Given instruction: Exactly reproduce each record listed below.

Stored data:
+ + + +

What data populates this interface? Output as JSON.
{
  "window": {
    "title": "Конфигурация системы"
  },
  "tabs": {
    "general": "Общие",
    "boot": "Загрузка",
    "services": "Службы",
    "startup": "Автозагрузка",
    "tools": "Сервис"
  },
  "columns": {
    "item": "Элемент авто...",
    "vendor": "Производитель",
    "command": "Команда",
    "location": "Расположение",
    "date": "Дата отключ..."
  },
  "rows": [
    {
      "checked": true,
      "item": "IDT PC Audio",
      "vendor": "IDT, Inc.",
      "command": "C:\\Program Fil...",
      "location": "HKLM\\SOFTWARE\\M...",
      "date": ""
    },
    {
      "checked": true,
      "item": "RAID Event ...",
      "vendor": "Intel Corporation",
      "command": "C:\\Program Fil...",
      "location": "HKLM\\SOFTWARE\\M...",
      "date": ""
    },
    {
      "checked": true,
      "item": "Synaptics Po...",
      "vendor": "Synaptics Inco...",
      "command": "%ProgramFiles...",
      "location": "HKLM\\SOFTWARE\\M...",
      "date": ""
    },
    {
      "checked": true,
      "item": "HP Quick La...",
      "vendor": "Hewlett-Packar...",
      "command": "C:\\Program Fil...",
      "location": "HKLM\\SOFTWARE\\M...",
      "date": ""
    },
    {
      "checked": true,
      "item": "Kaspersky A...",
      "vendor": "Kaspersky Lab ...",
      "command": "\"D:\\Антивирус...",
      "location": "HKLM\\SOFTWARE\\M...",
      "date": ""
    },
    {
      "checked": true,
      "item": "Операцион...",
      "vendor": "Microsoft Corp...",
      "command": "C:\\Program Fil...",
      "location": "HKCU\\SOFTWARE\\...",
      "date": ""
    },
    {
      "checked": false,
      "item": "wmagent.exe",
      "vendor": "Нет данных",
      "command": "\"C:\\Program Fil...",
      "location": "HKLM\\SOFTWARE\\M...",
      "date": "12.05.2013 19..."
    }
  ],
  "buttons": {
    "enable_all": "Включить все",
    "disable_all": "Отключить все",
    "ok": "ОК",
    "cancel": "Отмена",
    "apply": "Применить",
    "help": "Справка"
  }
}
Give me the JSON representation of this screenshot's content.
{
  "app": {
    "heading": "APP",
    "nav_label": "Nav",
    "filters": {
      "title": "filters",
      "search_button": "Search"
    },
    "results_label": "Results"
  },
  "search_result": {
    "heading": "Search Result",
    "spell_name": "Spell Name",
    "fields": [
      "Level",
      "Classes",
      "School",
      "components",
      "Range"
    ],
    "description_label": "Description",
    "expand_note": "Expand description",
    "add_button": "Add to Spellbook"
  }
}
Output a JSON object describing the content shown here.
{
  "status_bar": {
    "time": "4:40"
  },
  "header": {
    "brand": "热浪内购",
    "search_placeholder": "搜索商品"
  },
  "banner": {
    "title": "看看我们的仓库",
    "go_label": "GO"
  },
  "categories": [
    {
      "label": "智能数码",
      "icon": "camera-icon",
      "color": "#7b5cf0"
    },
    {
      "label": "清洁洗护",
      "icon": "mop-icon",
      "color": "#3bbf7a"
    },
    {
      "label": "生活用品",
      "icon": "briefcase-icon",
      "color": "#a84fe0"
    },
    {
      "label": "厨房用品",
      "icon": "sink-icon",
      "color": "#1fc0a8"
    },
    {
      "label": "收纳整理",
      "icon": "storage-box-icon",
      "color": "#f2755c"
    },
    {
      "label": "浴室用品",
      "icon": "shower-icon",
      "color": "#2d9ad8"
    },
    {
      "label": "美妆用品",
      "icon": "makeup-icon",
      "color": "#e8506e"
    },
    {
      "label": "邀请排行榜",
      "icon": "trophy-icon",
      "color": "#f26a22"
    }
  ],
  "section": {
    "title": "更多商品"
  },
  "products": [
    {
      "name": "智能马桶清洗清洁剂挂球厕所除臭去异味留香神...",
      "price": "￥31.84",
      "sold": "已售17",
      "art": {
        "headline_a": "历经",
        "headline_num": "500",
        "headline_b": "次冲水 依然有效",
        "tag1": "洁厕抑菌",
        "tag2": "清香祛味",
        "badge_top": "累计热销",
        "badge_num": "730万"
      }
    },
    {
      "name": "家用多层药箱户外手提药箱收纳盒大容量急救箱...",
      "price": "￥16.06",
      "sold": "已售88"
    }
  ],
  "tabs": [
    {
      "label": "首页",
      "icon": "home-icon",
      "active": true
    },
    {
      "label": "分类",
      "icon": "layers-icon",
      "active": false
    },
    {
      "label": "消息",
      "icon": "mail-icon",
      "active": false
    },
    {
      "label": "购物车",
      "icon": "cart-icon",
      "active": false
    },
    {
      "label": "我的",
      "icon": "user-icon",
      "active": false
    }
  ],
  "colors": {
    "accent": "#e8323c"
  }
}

+ + + +

Worked solution:
What data populates this interface? Output as JSON.
{
  "window": {
    "title": "Конфигурация системы"
  },
  "tabs": {
    "general": "Общие",
    "boot": "Загрузка",
    "services": "Службы",
    "startup": "Автозагрузка",
    "tools": "Сервис"
  },
  "columns": {
    "item": "Элемент авто...",
    "vendor": "Производитель",
    "command": "Команда",
    "location": "Расположение",
    "date": "Дата отключ..."
  },
  "rows": [
    {
      "checked": true,
      "item": "IDT PC Audio",
      "vendor": "IDT, Inc.",
      "command": "C:\\Program Fil...",
      "location": "HKLM\\SOFTWARE\\M...",
      "date": ""
    },
    {
      "checked": true,
      "item": "RAID Event ...",
      "vendor": "Intel Corporation",
      "command": "C:\\Program Fil...",
      "location": "HKLM\\SOFTWARE\\M...",
      "date": ""
    },
    {
      "checked": true,
      "item": "Synaptics Po...",
      "vendor": "Synaptics Inco...",
      "command": "%ProgramFiles...",
      "location": "HKLM\\SOFTWARE\\M...",
      "date": ""
    },
    {
      "checked": true,
      "item": "HP Quick La...",
      "vendor": "Hewlett-Packar...",
      "command": "C:\\Program Fil...",
      "location": "HKLM\\SOFTWARE\\M...",
      "date": ""
    },
    {
      "checked": true,
      "item": "Kaspersky A...",
      "vendor": "Kaspersky Lab ...",
      "command": "\"D:\\Антивирус...",
      "location": "HKLM\\SOFTWARE\\M...",
      "date": ""
    },
    {
      "checked": true,
      "item": "Операцион...",
      "vendor": "Microsoft Corp...",
      "command": "C:\\Program Fil...",
      "location": "HKCU\\SOFTWARE\\...",
      "date": ""
    },
    {
      "checked": false,
      "item": "wmagent.exe",
      "vendor": "Нет данных",
      "command": "\"C:\\Program Fil...",
      "location": "HKLM\\SOFTWARE\\M...",
      "date": "12.05.2013 19..."
    }
  ],
  "buttons": {
    "enable_all": "Включить все",
    "disable_all": "Отключить все",
    "ok": "ОК",
    "cancel": "Отмена",
    "apply": "Применить",
    "help": "Справка"
  }
}
Give me the JSON representation of this screenshot's content.
{
  "app": {
    "heading": "APP",
    "nav_label": "Nav",
    "filters": {
      "title": "filters",
      "search_button": "Search"
    },
    "results_label": "Results"
  },
  "search_result": {
    "heading": "Search Result",
    "spell_name": "Spell Name",
    "fields": [
      "Level",
      "Classes",
      "School",
      "components",
      "Range"
    ],
    "description_label": "Description",
    "expand_note": "Expand description",
    "add_button": "Add to Spellbook"
  }
}
Output a JSON object describing the content shown here.
{
  "status_bar": {
    "time": "4:40"
  },
  "header": {
    "brand": "热浪内购",
    "search_placeholder": "搜索商品"
  },
  "banner": {
    "title": "看看我们的仓库",
    "go_label": "GO"
  },
  "categories": [
    {
      "label": "智能数码",
      "icon": "camera-icon",
      "color": "#7b5cf0"
    },
    {
      "label": "清洁洗护",
      "icon": "mop-icon",
      "color": "#3bbf7a"
    },
    {
      "label": "生活用品",
      "icon": "briefcase-icon",
      "color": "#a84fe0"
    },
    {
      "label": "厨房用品",
      "icon": "sink-icon",
      "color": "#1fc0a8"
    },
    {
      "label": "收纳整理",
      "icon": "storage-box-icon",
      "color": "#f2755c"
    },
    {
      "label": "浴室用品",
      "icon": "shower-icon",
      "color": "#2d9ad8"
    },
    {
      "label": "美妆用品",
      "icon": "makeup-icon",
      "color": "#e8506e"
    },
    {
      "label": "邀请排行榜",
      "icon": "trophy-icon",
      "color": "#f26a22"
    }
  ],
  "section": {
    "title": "更多商品"
  },
  "products": [
    {
      "name": "智能马桶清洗清洁剂挂球厕所除臭去异味留香神...",
      "price": "￥31.84",
      "sold": "已售17",
      "art": {
        "headline_a": "历经",
        "headline_num": "500",
        "headline_b": "次冲水 依然有效",
        "tag1": "洁厕抑菌",
        "tag2": "清香祛味",
        "badge_top": "累计热销",
        "badge_num": "730万"
      }
    },
    {
      "name": "家用多层药箱户外手提药箱收纳盒大容量急救箱...",
      "price": "￥16.06",
      "sold": "已售88"
    }
  ],
  "tabs": [
    {
      "label": "首页",
      "icon": "home-icon",
      "active": true
    },
    {
      "label": "分类",
      "icon": "layers-icon",
      "active": false
    },
    {
      "label": "消息",
      "icon": "mail-icon",
      "active": false
    },
    {
      "label": "购物车",
      "icon": "cart-icon",
      "active": false
    },
    {
      "label": "我的",
      "icon": "user-icon",
      "active": false
    }
  ],
  "colors": {
    "accent": "#e8323c"
  }
}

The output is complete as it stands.